**THE RECORDS:**
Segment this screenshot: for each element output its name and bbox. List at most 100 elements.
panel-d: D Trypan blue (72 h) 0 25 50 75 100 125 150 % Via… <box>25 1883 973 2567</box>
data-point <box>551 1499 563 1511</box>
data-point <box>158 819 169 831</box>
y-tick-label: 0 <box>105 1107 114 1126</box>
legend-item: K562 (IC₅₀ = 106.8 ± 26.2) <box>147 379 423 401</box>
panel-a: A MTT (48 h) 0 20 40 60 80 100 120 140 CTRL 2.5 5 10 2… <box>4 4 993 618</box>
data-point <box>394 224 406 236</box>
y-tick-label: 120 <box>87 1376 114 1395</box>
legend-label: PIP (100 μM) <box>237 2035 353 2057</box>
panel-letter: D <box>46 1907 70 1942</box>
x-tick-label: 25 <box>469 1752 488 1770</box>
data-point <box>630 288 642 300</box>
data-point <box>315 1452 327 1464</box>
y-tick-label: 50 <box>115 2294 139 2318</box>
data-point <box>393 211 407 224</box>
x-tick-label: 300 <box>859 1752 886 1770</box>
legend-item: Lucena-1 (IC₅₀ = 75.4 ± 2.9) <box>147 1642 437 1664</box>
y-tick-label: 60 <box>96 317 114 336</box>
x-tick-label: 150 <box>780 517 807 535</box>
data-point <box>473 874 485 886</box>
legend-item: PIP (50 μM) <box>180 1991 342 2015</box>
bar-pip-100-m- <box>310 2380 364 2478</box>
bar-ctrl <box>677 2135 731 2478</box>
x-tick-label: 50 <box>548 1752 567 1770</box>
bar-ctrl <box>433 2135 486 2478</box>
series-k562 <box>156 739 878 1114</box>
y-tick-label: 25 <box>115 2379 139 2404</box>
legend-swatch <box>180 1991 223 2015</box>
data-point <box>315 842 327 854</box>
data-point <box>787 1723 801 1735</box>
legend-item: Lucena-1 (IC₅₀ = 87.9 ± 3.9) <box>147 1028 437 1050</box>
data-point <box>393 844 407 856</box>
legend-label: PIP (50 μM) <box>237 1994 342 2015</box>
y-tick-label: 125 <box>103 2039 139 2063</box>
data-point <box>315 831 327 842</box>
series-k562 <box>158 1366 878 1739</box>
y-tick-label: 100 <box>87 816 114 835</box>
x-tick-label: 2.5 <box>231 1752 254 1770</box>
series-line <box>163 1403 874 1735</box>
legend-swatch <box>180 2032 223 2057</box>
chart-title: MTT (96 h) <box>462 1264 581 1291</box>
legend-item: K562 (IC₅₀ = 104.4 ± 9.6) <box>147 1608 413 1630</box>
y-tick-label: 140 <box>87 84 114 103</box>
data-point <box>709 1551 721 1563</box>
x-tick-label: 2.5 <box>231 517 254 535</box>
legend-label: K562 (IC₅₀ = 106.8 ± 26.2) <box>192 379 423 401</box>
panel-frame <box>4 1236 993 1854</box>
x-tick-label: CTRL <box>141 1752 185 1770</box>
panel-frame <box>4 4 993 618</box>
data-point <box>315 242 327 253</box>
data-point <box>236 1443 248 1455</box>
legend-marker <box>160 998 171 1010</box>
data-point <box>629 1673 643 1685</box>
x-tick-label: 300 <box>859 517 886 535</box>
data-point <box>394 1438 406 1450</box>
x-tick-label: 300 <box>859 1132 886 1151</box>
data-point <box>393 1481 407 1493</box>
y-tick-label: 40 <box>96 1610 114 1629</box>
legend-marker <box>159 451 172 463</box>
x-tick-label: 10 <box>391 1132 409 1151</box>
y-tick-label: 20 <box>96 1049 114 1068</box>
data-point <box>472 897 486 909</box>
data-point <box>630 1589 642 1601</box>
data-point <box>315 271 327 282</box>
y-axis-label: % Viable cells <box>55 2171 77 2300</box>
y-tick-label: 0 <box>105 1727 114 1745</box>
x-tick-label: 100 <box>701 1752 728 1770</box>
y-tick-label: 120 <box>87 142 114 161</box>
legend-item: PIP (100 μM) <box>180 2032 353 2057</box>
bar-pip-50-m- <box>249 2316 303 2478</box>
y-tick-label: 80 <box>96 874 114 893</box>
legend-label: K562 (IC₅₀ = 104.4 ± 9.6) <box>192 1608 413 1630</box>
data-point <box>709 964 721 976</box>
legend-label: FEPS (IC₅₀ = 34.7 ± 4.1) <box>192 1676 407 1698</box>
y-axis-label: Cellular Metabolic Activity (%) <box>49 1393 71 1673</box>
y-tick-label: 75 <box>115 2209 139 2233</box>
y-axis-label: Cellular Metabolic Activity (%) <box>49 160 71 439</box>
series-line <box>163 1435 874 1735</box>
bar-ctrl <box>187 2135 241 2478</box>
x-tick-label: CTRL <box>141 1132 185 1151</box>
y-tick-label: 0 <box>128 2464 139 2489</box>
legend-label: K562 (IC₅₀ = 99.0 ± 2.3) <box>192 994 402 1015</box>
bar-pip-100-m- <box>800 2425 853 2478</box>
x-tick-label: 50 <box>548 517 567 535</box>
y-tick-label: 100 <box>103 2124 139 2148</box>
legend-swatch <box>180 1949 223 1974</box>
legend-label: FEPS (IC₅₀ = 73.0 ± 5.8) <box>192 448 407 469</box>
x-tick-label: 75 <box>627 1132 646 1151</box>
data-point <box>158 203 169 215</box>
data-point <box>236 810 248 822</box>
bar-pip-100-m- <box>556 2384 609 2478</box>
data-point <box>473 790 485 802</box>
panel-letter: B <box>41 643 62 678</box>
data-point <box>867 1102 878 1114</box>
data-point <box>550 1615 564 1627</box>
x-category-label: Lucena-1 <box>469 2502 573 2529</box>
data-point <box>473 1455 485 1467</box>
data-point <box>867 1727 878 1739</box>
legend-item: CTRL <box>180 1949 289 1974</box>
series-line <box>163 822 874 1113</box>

**ABOUT THIS EXERCISE:**
Anywhere the listing shows the word "axis", copy the full line.

**ANSWER TO THIS TASK:**
y-axis-label: % Viable cells <box>55 2171 77 2300</box>
y-axis-label: Cellular Metabolic Activity (%) <box>49 1393 71 1673</box>
y-axis-label: Cellular Metabolic Activity (%) <box>49 160 71 439</box>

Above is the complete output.